[Rows from a dataset]
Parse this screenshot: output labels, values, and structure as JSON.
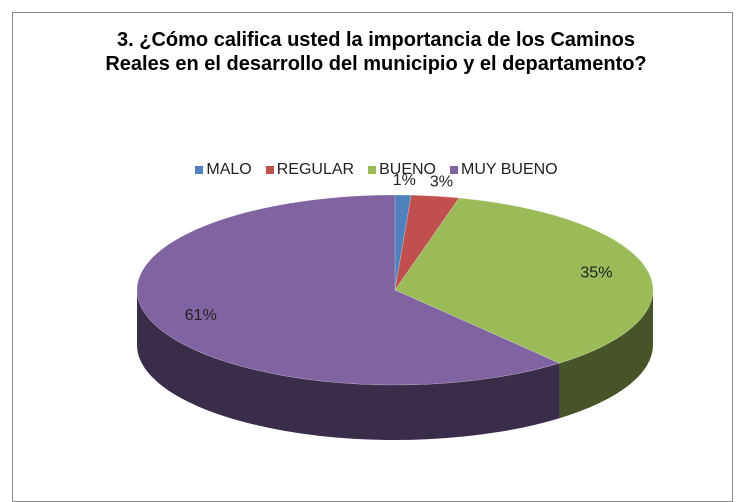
{
  "chart_data": {
    "type": "pie",
    "title": "3. ¿Cómo califica usted la importancia de los Caminos Reales en el desarrollo del municipio y el departamento?",
    "categories": [
      "MALO",
      "REGULAR",
      "BUENO",
      "MUY BUENO"
    ],
    "values": [
      1,
      3,
      35,
      61
    ],
    "value_labels": [
      "1%",
      "3%",
      "35%",
      "61%"
    ],
    "colors": [
      "#4f81bd",
      "#c0504d",
      "#9bbb59",
      "#8064a2"
    ],
    "legend": "top"
  }
}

WHAT YOU HAVE TO DO →
Locate each line with the word "values" and copy it.

SOLUTION FOR THIS EXERCISE →
Parse this screenshot: output labels, values, and structure as JSON.
    "values": [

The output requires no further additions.